-- Start of Listed entries --
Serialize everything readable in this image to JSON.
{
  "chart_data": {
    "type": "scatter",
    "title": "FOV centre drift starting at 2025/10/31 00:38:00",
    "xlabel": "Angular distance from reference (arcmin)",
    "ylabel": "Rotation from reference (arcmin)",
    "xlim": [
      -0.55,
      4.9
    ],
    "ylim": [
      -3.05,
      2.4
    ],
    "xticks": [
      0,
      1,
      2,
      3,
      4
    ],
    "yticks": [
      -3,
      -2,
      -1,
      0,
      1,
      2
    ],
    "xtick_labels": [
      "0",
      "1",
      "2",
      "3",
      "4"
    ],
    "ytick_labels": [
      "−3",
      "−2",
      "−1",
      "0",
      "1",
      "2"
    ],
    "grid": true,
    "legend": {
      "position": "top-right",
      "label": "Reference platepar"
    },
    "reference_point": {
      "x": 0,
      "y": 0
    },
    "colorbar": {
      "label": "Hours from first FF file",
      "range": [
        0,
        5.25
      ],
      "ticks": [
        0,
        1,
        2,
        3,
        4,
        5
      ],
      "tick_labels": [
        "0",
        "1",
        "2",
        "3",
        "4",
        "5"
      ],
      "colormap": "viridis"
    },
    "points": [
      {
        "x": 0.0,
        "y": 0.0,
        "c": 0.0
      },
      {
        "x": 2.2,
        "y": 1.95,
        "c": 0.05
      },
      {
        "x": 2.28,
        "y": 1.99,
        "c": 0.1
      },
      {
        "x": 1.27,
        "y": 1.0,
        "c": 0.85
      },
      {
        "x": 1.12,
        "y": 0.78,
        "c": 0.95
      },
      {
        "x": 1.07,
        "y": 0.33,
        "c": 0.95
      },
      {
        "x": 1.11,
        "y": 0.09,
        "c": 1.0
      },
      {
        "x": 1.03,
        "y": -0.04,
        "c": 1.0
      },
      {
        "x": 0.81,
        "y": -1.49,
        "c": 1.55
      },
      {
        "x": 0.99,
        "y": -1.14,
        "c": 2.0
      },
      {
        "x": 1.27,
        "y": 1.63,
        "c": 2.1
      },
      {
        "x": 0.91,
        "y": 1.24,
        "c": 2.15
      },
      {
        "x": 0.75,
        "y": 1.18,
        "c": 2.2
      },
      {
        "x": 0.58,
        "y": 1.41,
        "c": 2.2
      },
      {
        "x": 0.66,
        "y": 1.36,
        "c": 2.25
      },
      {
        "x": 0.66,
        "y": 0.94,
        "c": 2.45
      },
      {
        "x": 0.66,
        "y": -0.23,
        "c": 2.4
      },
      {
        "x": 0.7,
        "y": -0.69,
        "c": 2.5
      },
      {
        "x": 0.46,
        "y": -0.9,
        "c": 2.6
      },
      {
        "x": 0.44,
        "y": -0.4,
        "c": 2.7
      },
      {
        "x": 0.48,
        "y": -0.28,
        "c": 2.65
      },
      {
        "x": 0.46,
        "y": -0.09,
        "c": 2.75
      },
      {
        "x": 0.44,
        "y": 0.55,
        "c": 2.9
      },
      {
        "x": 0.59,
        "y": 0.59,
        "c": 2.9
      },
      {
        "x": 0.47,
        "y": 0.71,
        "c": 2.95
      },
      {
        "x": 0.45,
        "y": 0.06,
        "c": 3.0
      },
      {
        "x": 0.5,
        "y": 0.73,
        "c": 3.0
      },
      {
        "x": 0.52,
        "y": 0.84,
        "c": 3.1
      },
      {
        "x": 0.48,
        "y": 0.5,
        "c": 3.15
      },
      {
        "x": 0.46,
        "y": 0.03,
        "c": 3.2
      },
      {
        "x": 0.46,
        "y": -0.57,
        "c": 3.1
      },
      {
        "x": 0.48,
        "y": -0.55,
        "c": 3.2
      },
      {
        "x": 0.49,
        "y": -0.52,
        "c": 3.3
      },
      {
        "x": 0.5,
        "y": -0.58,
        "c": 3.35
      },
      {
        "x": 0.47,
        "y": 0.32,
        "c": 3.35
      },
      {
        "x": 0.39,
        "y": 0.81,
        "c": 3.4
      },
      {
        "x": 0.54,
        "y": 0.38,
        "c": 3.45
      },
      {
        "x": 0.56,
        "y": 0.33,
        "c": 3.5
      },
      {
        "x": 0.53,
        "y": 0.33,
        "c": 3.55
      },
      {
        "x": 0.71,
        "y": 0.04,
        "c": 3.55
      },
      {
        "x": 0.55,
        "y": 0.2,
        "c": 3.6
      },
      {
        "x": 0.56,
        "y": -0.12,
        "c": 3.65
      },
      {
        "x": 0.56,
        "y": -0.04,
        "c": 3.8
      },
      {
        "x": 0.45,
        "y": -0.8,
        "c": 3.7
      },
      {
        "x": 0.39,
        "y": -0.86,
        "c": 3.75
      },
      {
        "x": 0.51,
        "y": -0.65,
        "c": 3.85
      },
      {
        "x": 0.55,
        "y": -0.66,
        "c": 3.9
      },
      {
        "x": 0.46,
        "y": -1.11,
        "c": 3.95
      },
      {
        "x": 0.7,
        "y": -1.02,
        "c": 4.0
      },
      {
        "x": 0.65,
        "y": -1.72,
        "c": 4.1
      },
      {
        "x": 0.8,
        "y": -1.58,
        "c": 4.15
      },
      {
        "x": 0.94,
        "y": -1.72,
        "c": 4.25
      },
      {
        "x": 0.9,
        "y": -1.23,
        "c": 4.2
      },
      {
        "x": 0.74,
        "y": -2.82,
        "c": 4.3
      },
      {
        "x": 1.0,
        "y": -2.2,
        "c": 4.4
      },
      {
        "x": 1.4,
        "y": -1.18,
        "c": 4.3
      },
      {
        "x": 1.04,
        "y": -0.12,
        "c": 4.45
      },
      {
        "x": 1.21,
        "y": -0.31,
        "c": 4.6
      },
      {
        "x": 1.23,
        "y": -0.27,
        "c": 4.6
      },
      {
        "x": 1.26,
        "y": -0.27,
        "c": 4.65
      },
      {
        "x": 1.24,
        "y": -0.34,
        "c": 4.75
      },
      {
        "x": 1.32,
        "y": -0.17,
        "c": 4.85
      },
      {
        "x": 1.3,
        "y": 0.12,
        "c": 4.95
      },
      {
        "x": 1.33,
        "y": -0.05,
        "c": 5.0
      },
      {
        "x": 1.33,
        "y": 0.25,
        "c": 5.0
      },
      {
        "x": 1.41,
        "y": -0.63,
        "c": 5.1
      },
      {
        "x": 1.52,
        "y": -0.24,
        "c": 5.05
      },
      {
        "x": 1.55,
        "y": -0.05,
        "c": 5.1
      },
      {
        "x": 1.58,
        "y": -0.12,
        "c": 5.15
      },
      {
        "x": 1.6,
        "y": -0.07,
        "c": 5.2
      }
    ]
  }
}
-- End of Listed entries --
» **The exercise**
Quote the material exactly, leaving nothing out.

» **Exercise output**
Serialize everything readable in this image to JSON.
{
  "chart_data": {
    "type": "scatter",
    "title": "FOV centre drift starting at 2025/10/31 00:38:00",
    "xlabel": "Angular distance from reference (arcmin)",
    "ylabel": "Rotation from reference (arcmin)",
    "xlim": [
      -0.55,
      4.9
    ],
    "ylim": [
      -3.05,
      2.4
    ],
    "xticks": [
      0,
      1,
      2,
      3,
      4
    ],
    "yticks": [
      -3,
      -2,
      -1,
      0,
      1,
      2
    ],
    "xtick_labels": [
      "0",
      "1",
      "2",
      "3",
      "4"
    ],
    "ytick_labels": [
      "−3",
      "−2",
      "−1",
      "0",
      "1",
      "2"
    ],
    "grid": true,
    "legend": {
      "position": "top-right",
      "label": "Reference platepar"
    },
    "reference_point": {
      "x": 0,
      "y": 0
    },
    "colorbar": {
      "label": "Hours from first FF file",
      "range": [
        0,
        5.25
      ],
      "ticks": [
        0,
        1,
        2,
        3,
        4,
        5
      ],
      "tick_labels": [
        "0",
        "1",
        "2",
        "3",
        "4",
        "5"
      ],
      "colormap": "viridis"
    },
    "points": [
      {
        "x": 0.0,
        "y": 0.0,
        "c": 0.0
      },
      {
        "x": 2.2,
        "y": 1.95,
        "c": 0.05
      },
      {
        "x": 2.28,
        "y": 1.99,
        "c": 0.1
      },
      {
        "x": 1.27,
        "y": 1.0,
        "c": 0.85
      },
      {
        "x": 1.12,
        "y": 0.78,
        "c": 0.95
      },
      {
        "x": 1.07,
        "y": 0.33,
        "c": 0.95
      },
      {
        "x": 1.11,
        "y": 0.09,
        "c": 1.0
      },
      {
        "x": 1.03,
        "y": -0.04,
        "c": 1.0
      },
      {
        "x": 0.81,
        "y": -1.49,
        "c": 1.55
      },
      {
        "x": 0.99,
        "y": -1.14,
        "c": 2.0
      },
      {
        "x": 1.27,
        "y": 1.63,
        "c": 2.1
      },
      {
        "x": 0.91,
        "y": 1.24,
        "c": 2.15
      },
      {
        "x": 0.75,
        "y": 1.18,
        "c": 2.2
      },
      {
        "x": 0.58,
        "y": 1.41,
        "c": 2.2
      },
      {
        "x": 0.66,
        "y": 1.36,
        "c": 2.25
      },
      {
        "x": 0.66,
        "y": 0.94,
        "c": 2.45
      },
      {
        "x": 0.66,
        "y": -0.23,
        "c": 2.4
      },
      {
        "x": 0.7,
        "y": -0.69,
        "c": 2.5
      },
      {
        "x": 0.46,
        "y": -0.9,
        "c": 2.6
      },
      {
        "x": 0.44,
        "y": -0.4,
        "c": 2.7
      },
      {
        "x": 0.48,
        "y": -0.28,
        "c": 2.65
      },
      {
        "x": 0.46,
        "y": -0.09,
        "c": 2.75
      },
      {
        "x": 0.44,
        "y": 0.55,
        "c": 2.9
      },
      {
        "x": 0.59,
        "y": 0.59,
        "c": 2.9
      },
      {
        "x": 0.47,
        "y": 0.71,
        "c": 2.95
      },
      {
        "x": 0.45,
        "y": 0.06,
        "c": 3.0
      },
      {
        "x": 0.5,
        "y": 0.73,
        "c": 3.0
      },
      {
        "x": 0.52,
        "y": 0.84,
        "c": 3.1
      },
      {
        "x": 0.48,
        "y": 0.5,
        "c": 3.15
      },
      {
        "x": 0.46,
        "y": 0.03,
        "c": 3.2
      },
      {
        "x": 0.46,
        "y": -0.57,
        "c": 3.1
      },
      {
        "x": 0.48,
        "y": -0.55,
        "c": 3.2
      },
      {
        "x": 0.49,
        "y": -0.52,
        "c": 3.3
      },
      {
        "x": 0.5,
        "y": -0.58,
        "c": 3.35
      },
      {
        "x": 0.47,
        "y": 0.32,
        "c": 3.35
      },
      {
        "x": 0.39,
        "y": 0.81,
        "c": 3.4
      },
      {
        "x": 0.54,
        "y": 0.38,
        "c": 3.45
      },
      {
        "x": 0.56,
        "y": 0.33,
        "c": 3.5
      },
      {
        "x": 0.53,
        "y": 0.33,
        "c": 3.55
      },
      {
        "x": 0.71,
        "y": 0.04,
        "c": 3.55
      },
      {
        "x": 0.55,
        "y": 0.2,
        "c": 3.6
      },
      {
        "x": 0.56,
        "y": -0.12,
        "c": 3.65
      },
      {
        "x": 0.56,
        "y": -0.04,
        "c": 3.8
      },
      {
        "x": 0.45,
        "y": -0.8,
        "c": 3.7
      },
      {
        "x": 0.39,
        "y": -0.86,
        "c": 3.75
      },
      {
        "x": 0.51,
        "y": -0.65,
        "c": 3.85
      },
      {
        "x": 0.55,
        "y": -0.66,
        "c": 3.9
      },
      {
        "x": 0.46,
        "y": -1.11,
        "c": 3.95
      },
      {
        "x": 0.7,
        "y": -1.02,
        "c": 4.0
      },
      {
        "x": 0.65,
        "y": -1.72,
        "c": 4.1
      },
      {
        "x": 0.8,
        "y": -1.58,
        "c": 4.15
      },
      {
        "x": 0.94,
        "y": -1.72,
        "c": 4.25
      },
      {
        "x": 0.9,
        "y": -1.23,
        "c": 4.2
      },
      {
        "x": 0.74,
        "y": -2.82,
        "c": 4.3
      },
      {
        "x": 1.0,
        "y": -2.2,
        "c": 4.4
      },
      {
        "x": 1.4,
        "y": -1.18,
        "c": 4.3
      },
      {
        "x": 1.04,
        "y": -0.12,
        "c": 4.45
      },
      {
        "x": 1.21,
        "y": -0.31,
        "c": 4.6
      },
      {
        "x": 1.23,
        "y": -0.27,
        "c": 4.6
      },
      {
        "x": 1.26,
        "y": -0.27,
        "c": 4.65
      },
      {
        "x": 1.24,
        "y": -0.34,
        "c": 4.75
      },
      {
        "x": 1.32,
        "y": -0.17,
        "c": 4.85
      },
      {
        "x": 1.3,
        "y": 0.12,
        "c": 4.95
      },
      {
        "x": 1.33,
        "y": -0.05,
        "c": 5.0
      },
      {
        "x": 1.33,
        "y": 0.25,
        "c": 5.0
      },
      {
        "x": 1.41,
        "y": -0.63,
        "c": 5.1
      },
      {
        "x": 1.52,
        "y": -0.24,
        "c": 5.05
      },
      {
        "x": 1.55,
        "y": -0.05,
        "c": 5.1
      },
      {
        "x": 1.58,
        "y": -0.12,
        "c": 5.15
      },
      {
        "x": 1.6,
        "y": -0.07,
        "c": 5.2
      }
    ]
  }
}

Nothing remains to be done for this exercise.